- [RECORDS TO PROCESS]
● ● ● ● ● ● ●

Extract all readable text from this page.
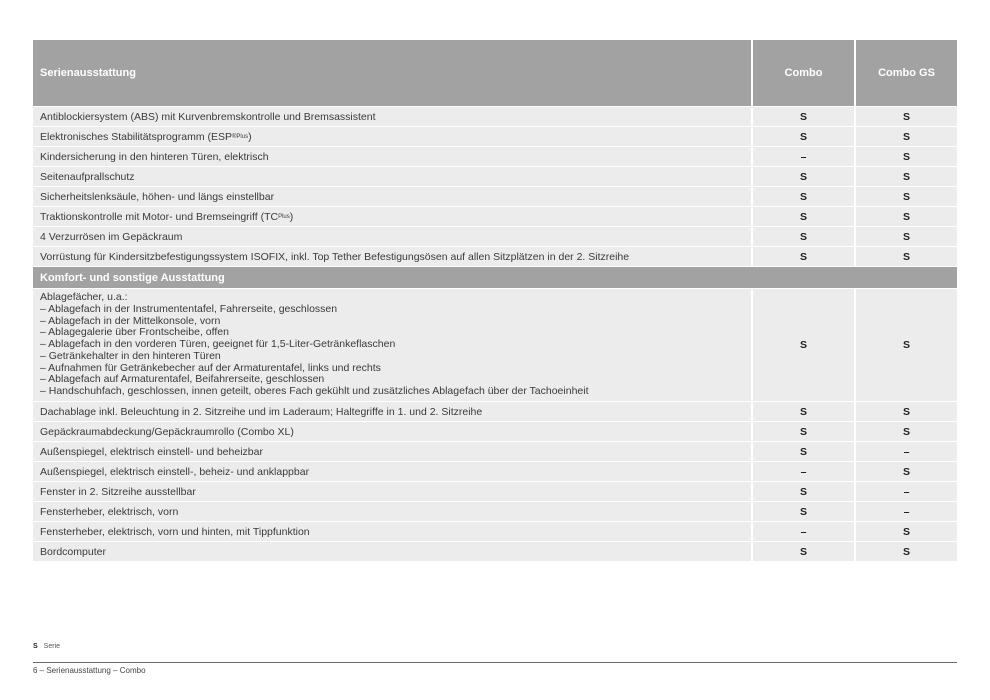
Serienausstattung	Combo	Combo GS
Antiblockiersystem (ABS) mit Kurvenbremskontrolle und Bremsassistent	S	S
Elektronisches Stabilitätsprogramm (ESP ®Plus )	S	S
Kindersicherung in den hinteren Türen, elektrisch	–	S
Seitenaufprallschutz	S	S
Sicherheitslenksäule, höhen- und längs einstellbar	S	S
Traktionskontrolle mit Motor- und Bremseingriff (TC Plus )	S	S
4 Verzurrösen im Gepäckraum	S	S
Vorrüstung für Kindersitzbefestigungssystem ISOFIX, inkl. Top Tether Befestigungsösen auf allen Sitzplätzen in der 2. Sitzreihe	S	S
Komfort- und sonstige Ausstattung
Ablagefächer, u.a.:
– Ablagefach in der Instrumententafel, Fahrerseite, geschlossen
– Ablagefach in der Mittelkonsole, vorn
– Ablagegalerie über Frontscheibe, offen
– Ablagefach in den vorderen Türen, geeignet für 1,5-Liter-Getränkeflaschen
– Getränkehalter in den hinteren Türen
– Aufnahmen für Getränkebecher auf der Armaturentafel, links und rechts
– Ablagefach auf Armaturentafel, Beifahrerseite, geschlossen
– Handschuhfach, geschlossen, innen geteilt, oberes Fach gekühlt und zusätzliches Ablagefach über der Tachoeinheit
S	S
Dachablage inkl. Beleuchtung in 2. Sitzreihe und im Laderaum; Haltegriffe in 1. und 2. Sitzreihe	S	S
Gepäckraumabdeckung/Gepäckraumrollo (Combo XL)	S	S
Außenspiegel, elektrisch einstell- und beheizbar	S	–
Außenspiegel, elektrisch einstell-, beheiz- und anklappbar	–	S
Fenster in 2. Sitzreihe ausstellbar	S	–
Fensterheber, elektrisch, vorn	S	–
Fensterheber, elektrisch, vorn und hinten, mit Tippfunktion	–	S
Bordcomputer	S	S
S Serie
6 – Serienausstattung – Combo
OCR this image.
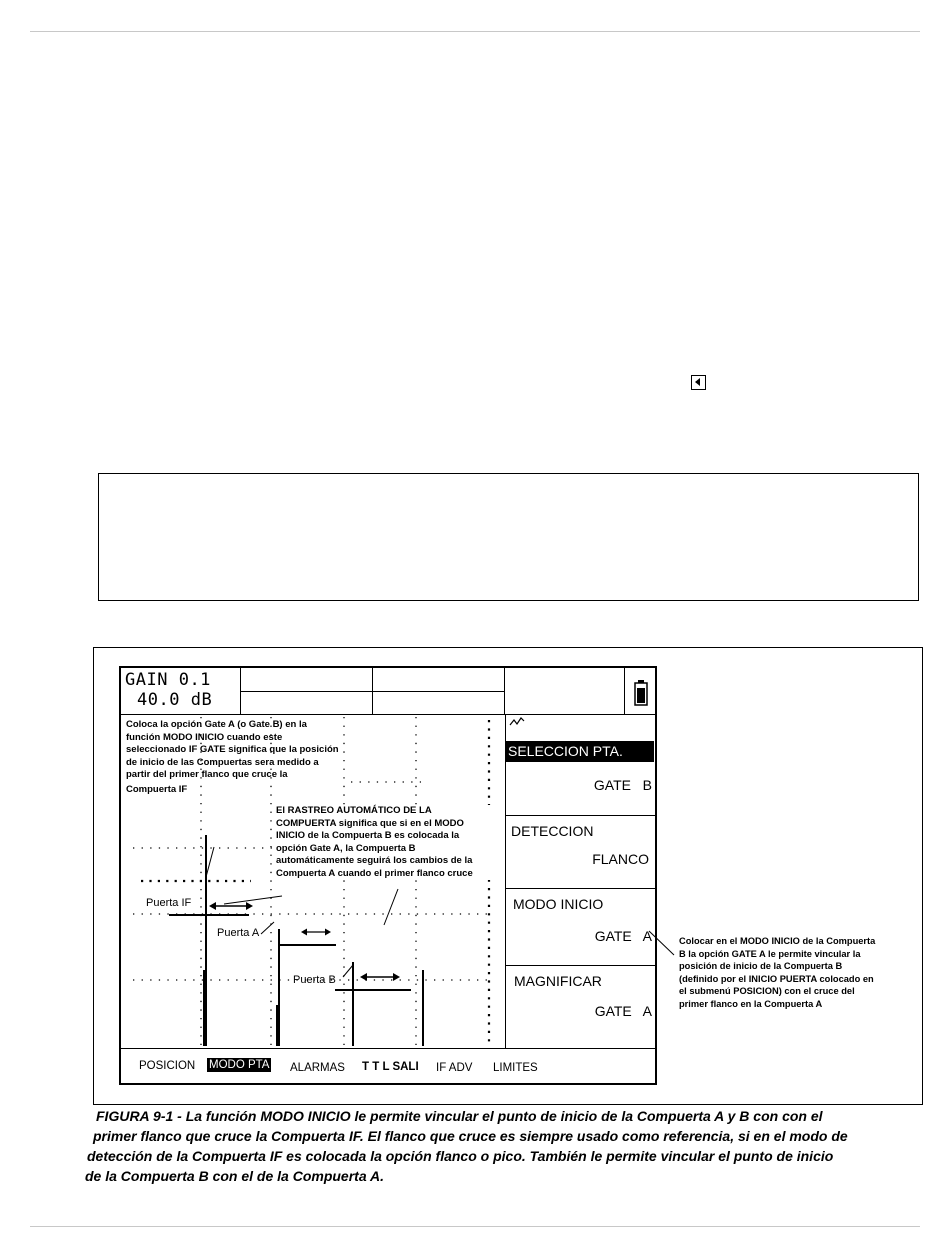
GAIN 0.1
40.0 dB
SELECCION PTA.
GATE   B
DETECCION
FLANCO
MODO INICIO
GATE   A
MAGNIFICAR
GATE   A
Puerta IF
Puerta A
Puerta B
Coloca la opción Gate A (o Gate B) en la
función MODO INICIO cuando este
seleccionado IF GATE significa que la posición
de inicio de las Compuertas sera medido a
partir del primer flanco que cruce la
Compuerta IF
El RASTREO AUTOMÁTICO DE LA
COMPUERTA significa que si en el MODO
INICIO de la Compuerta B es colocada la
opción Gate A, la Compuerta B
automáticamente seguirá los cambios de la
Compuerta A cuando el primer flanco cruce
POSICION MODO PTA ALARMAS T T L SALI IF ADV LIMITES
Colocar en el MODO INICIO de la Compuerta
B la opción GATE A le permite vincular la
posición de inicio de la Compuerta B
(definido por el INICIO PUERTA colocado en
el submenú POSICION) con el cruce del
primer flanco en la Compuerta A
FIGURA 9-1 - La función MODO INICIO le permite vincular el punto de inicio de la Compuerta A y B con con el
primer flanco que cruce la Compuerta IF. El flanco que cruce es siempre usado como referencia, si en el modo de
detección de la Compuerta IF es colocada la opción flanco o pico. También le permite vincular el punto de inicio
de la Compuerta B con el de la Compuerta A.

● ● ● ● ● ● ●

Leave the pictures out and reproduce all of the records exactly.

- [EXERCISE OUTPUT]
Extract all readable text from this page.
Serienausstattung	Combo	Combo GS
Antiblockiersystem (ABS) mit Kurvenbremskontrolle und Bremsassistent	S	S
Elektronisches Stabilitätsprogramm (ESP ®Plus )	S	S
Kindersicherung in den hinteren Türen, elektrisch	–	S
Seitenaufprallschutz	S	S
Sicherheitslenksäule, höhen- und längs einstellbar	S	S
Traktionskontrolle mit Motor- und Bremseingriff (TC Plus )	S	S
4 Verzurrösen im Gepäckraum	S	S
Vorrüstung für Kindersitzbefestigungssystem ISOFIX, inkl. Top Tether Befestigungsösen auf allen Sitzplätzen in der 2. Sitzreihe	S	S
Komfort- und sonstige Ausstattung
Ablagefächer, u.a.:
– Ablagefach in der Instrumententafel, Fahrerseite, geschlossen
– Ablagefach in der Mittelkonsole, vorn
– Ablagegalerie über Frontscheibe, offen
– Ablagefach in den vorderen Türen, geeignet für 1,5-Liter-Getränkeflaschen
– Getränkehalter in den hinteren Türen
– Aufnahmen für Getränkebecher auf der Armaturentafel, links und rechts
– Ablagefach auf Armaturentafel, Beifahrerseite, geschlossen
– Handschuhfach, geschlossen, innen geteilt, oberes Fach gekühlt und zusätzliches Ablagefach über der Tachoeinheit
S	S
Dachablage inkl. Beleuchtung in 2. Sitzreihe und im Laderaum; Haltegriffe in 1. und 2. Sitzreihe	S	S
Gepäckraumabdeckung/Gepäckraumrollo (Combo XL)	S	S
Außenspiegel, elektrisch einstell- und beheizbar	S	–
Außenspiegel, elektrisch einstell-, beheiz- und anklappbar	–	S
Fenster in 2. Sitzreihe ausstellbar	S	–
Fensterheber, elektrisch, vorn	S	–
Fensterheber, elektrisch, vorn und hinten, mit Tippfunktion	–	S
Bordcomputer	S	S
S Serie
6 – Serienausstattung – Combo
OCR this image.
GAIN 0.1
40.0 dB
SELECCION PTA.
GATE   B
DETECCION
FLANCO
MODO INICIO
GATE   A
MAGNIFICAR
GATE   A
Puerta IF
Puerta A
Puerta B
Coloca la opción Gate A (o Gate B) en la
función MODO INICIO cuando este
seleccionado IF GATE significa que la posición
de inicio de las Compuertas sera medido a
partir del primer flanco que cruce la
Compuerta IF
El RASTREO AUTOMÁTICO DE LA
COMPUERTA significa que si en el MODO
INICIO de la Compuerta B es colocada la
opción Gate A, la Compuerta B
automáticamente seguirá los cambios de la
Compuerta A cuando el primer flanco cruce
POSICION MODO PTA ALARMAS T T L SALI IF ADV LIMITES
Colocar en el MODO INICIO de la Compuerta
B la opción GATE A le permite vincular la
posición de inicio de la Compuerta B
(definido por el INICIO PUERTA colocado en
el submenú POSICION) con el cruce del
primer flanco en la Compuerta A
FIGURA 9-1 - La función MODO INICIO le permite vincular el punto de inicio de la Compuerta A y B con con el
primer flanco que cruce la Compuerta IF. El flanco que cruce es siempre usado como referencia, si en el modo de
detección de la Compuerta IF es colocada la opción flanco o pico. También le permite vincular el punto de inicio
de la Compuerta B con el de la Compuerta A.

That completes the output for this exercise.